Entries provided:
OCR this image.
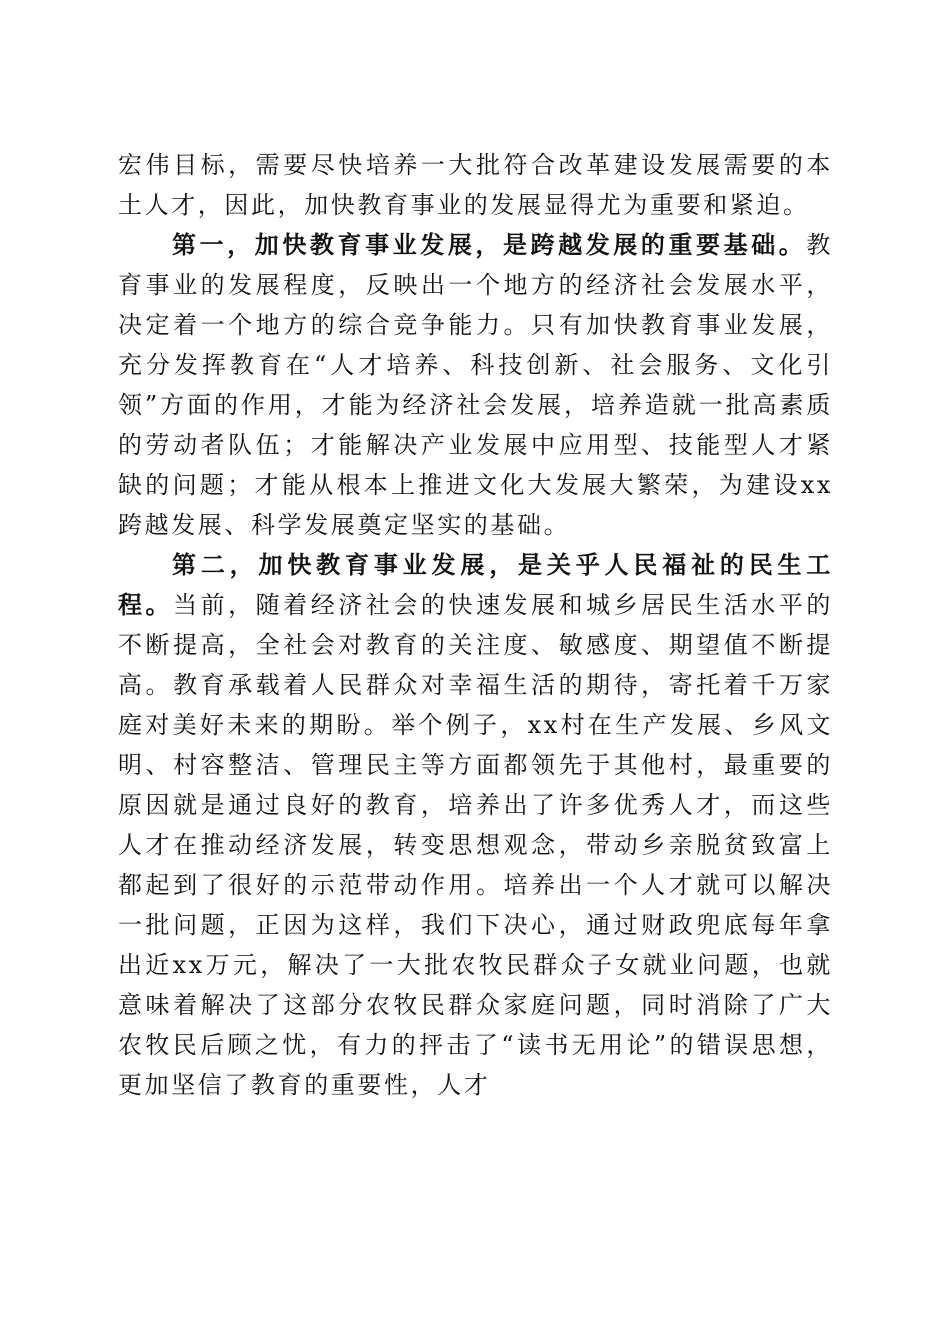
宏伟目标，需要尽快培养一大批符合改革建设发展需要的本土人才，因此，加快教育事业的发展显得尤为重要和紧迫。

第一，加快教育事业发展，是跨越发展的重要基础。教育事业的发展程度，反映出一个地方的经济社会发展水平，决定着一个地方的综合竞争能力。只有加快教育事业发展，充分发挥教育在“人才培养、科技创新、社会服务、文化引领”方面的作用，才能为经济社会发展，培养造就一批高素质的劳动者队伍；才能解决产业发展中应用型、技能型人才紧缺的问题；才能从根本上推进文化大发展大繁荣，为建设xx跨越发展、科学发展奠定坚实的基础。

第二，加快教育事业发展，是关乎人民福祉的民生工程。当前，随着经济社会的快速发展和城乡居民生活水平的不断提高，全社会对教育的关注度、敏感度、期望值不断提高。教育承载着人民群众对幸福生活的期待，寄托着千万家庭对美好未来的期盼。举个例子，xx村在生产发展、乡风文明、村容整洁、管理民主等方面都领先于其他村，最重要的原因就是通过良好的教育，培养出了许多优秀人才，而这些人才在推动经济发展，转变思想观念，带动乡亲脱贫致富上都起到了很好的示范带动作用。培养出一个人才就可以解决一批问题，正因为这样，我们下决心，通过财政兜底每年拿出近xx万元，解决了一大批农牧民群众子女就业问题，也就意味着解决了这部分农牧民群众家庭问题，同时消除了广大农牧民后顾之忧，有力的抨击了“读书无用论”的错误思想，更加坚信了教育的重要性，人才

==

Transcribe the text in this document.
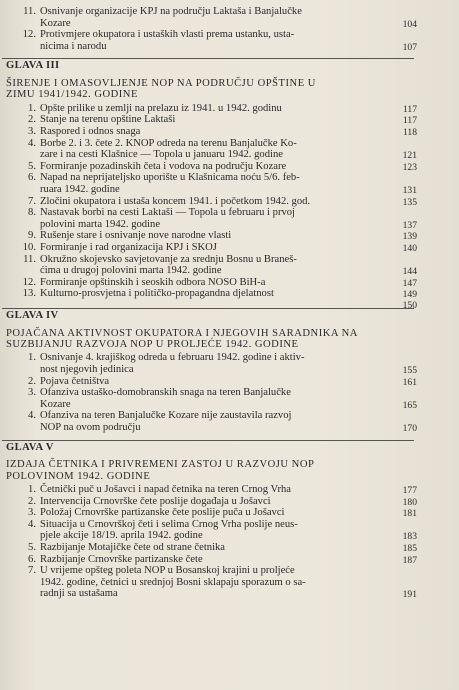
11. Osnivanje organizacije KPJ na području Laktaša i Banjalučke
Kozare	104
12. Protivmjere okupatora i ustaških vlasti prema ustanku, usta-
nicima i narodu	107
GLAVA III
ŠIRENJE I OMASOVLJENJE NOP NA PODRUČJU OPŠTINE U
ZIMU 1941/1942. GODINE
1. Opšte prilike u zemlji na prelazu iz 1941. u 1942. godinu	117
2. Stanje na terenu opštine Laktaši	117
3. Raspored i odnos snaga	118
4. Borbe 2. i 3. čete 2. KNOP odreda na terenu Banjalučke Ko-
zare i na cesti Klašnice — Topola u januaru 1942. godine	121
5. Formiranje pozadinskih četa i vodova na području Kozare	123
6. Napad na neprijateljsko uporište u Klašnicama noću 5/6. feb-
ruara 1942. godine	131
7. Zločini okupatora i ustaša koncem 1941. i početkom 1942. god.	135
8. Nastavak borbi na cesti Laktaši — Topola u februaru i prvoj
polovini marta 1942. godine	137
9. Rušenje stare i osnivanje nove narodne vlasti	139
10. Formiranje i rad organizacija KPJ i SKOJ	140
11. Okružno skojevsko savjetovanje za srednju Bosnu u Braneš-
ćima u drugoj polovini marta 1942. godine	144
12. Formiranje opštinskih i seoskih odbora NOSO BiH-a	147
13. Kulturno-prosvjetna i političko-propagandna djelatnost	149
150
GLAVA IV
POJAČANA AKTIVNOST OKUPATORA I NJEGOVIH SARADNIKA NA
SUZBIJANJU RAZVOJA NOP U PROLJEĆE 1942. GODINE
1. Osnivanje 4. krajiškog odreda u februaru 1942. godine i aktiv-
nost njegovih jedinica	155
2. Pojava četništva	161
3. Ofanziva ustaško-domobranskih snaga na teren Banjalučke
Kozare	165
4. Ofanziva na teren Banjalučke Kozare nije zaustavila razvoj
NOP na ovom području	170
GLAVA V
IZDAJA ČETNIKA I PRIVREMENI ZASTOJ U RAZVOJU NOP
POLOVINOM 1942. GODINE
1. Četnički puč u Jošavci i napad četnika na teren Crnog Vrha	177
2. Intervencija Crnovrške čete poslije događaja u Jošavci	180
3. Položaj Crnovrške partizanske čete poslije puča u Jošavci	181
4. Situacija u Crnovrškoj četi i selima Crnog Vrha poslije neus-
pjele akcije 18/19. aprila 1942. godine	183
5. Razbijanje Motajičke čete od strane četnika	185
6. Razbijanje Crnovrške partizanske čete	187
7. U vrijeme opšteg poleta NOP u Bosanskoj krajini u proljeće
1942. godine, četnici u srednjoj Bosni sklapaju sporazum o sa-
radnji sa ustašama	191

Goal: Search the lines for "Crnovrške". Copy each line that has it.

Expected answer:
2. Intervencija Crnovrške čete poslije događaja u Jošavci	180
3. Položaj Crnovrške partizanske čete poslije puča u Jošavci	181
6. Razbijanje Crnovrške partizanske čete	187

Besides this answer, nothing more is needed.